_Work to complete:_
Set down the records once more, please, exactly and with the pictures left out.

Dataset items
────
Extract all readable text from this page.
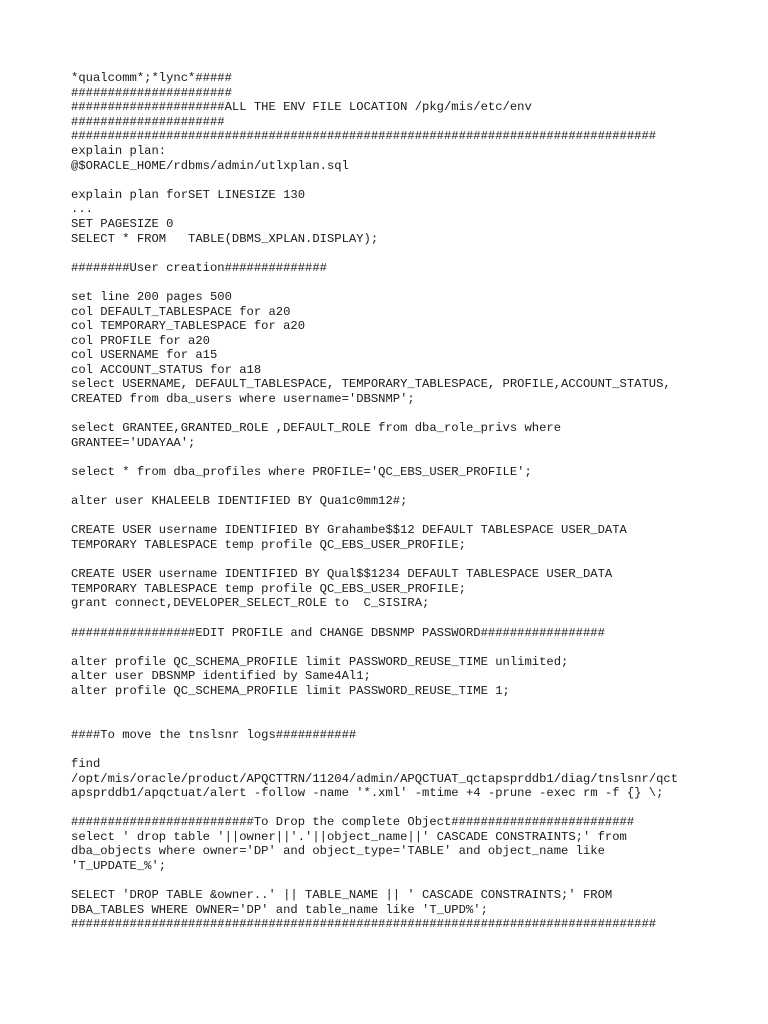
*qualcomm*;*lync*#####
######################
#####################ALL THE ENV FILE LOCATION /pkg/mis/etc/env
#####################
################################################################################
explain plan:
@$ORACLE_HOME/rdbms/admin/utlxplan.sql
explain plan forSET LINESIZE 130
...
SET PAGESIZE 0
SELECT * FROM   TABLE(DBMS_XPLAN.DISPLAY);
########User creation##############
set line 200 pages 500
col DEFAULT_TABLESPACE for a20
col TEMPORARY_TABLESPACE for a20
col PROFILE for a20
col USERNAME for a15
col ACCOUNT_STATUS for a18
select USERNAME, DEFAULT_TABLESPACE, TEMPORARY_TABLESPACE, PROFILE,ACCOUNT_STATUS,
CREATED from dba_users where username='DBSNMP';
select GRANTEE,GRANTED_ROLE ,DEFAULT_ROLE from dba_role_privs where
GRANTEE='UDAYAA';
select * from dba_profiles where PROFILE='QC_EBS_USER_PROFILE';
alter user KHALEELB IDENTIFIED BY Qua1c0mm12#;
CREATE USER username IDENTIFIED BY Grahambe$$12 DEFAULT TABLESPACE USER_DATA
TEMPORARY TABLESPACE temp profile QC_EBS_USER_PROFILE;
CREATE USER username IDENTIFIED BY Qual$$1234 DEFAULT TABLESPACE USER_DATA
TEMPORARY TABLESPACE temp profile QC_EBS_USER_PROFILE;
grant connect,DEVELOPER_SELECT_ROLE to  C_SISIRA;
#################EDIT PROFILE and CHANGE DBSNMP PASSWORD#################
alter profile QC_SCHEMA_PROFILE limit PASSWORD_REUSE_TIME unlimited;
alter user DBSNMP identified by Same4Al1;
alter profile QC_SCHEMA_PROFILE limit PASSWORD_REUSE_TIME 1;
####To move the tnslsnr logs###########
find
/opt/mis/oracle/product/APQCTTRN/11204/admin/APQCTUAT_qctapsprddb1/diag/tnslsnr/qct
apsprddb1/apqctuat/alert -follow -name '*.xml' -mtime +4 -prune -exec rm -f {} \;
#########################To Drop the complete Object#########################
select ' drop table '||owner||'.'||object_name||' CASCADE CONSTRAINTS;' from
dba_objects where owner='DP' and object_type='TABLE' and object_name like
'T_UPDATE_%';
SELECT 'DROP TABLE &owner..' || TABLE_NAME || ' CASCADE CONSTRAINTS;' FROM
DBA_TABLES WHERE OWNER='DP' and table_name like 'T_UPD%';
################################################################################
────
_Result of the task:_
Extract all readable text from this page.
*qualcomm*;*lync*#####
######################
#####################ALL THE ENV FILE LOCATION /pkg/mis/etc/env
#####################
################################################################################
explain plan:
@$ORACLE_HOME/rdbms/admin/utlxplan.sql
explain plan forSET LINESIZE 130
...
SET PAGESIZE 0
SELECT * FROM   TABLE(DBMS_XPLAN.DISPLAY);
########User creation##############
set line 200 pages 500
col DEFAULT_TABLESPACE for a20
col TEMPORARY_TABLESPACE for a20
col PROFILE for a20
col USERNAME for a15
col ACCOUNT_STATUS for a18
select USERNAME, DEFAULT_TABLESPACE, TEMPORARY_TABLESPACE, PROFILE,ACCOUNT_STATUS,
CREATED from dba_users where username='DBSNMP';
select GRANTEE,GRANTED_ROLE ,DEFAULT_ROLE from dba_role_privs where
GRANTEE='UDAYAA';
select * from dba_profiles where PROFILE='QC_EBS_USER_PROFILE';
alter user KHALEELB IDENTIFIED BY Qua1c0mm12#;
CREATE USER username IDENTIFIED BY Grahambe$$12 DEFAULT TABLESPACE USER_DATA
TEMPORARY TABLESPACE temp profile QC_EBS_USER_PROFILE;
CREATE USER username IDENTIFIED BY Qual$$1234 DEFAULT TABLESPACE USER_DATA
TEMPORARY TABLESPACE temp profile QC_EBS_USER_PROFILE;
grant connect,DEVELOPER_SELECT_ROLE to  C_SISIRA;
#################EDIT PROFILE and CHANGE DBSNMP PASSWORD#################
alter profile QC_SCHEMA_PROFILE limit PASSWORD_REUSE_TIME unlimited;
alter user DBSNMP identified by Same4Al1;
alter profile QC_SCHEMA_PROFILE limit PASSWORD_REUSE_TIME 1;
####To move the tnslsnr logs###########
find
/opt/mis/oracle/product/APQCTTRN/11204/admin/APQCTUAT_qctapsprddb1/diag/tnslsnr/qct
apsprddb1/apqctuat/alert -follow -name '*.xml' -mtime +4 -prune -exec rm -f {} \;
#########################To Drop the complete Object#########################
select ' drop table '||owner||'.'||object_name||' CASCADE CONSTRAINTS;' from
dba_objects where owner='DP' and object_type='TABLE' and object_name like
'T_UPDATE_%';
SELECT 'DROP TABLE &owner..' || TABLE_NAME || ' CASCADE CONSTRAINTS;' FROM
DBA_TABLES WHERE OWNER='DP' and table_name like 'T_UPD%';
################################################################################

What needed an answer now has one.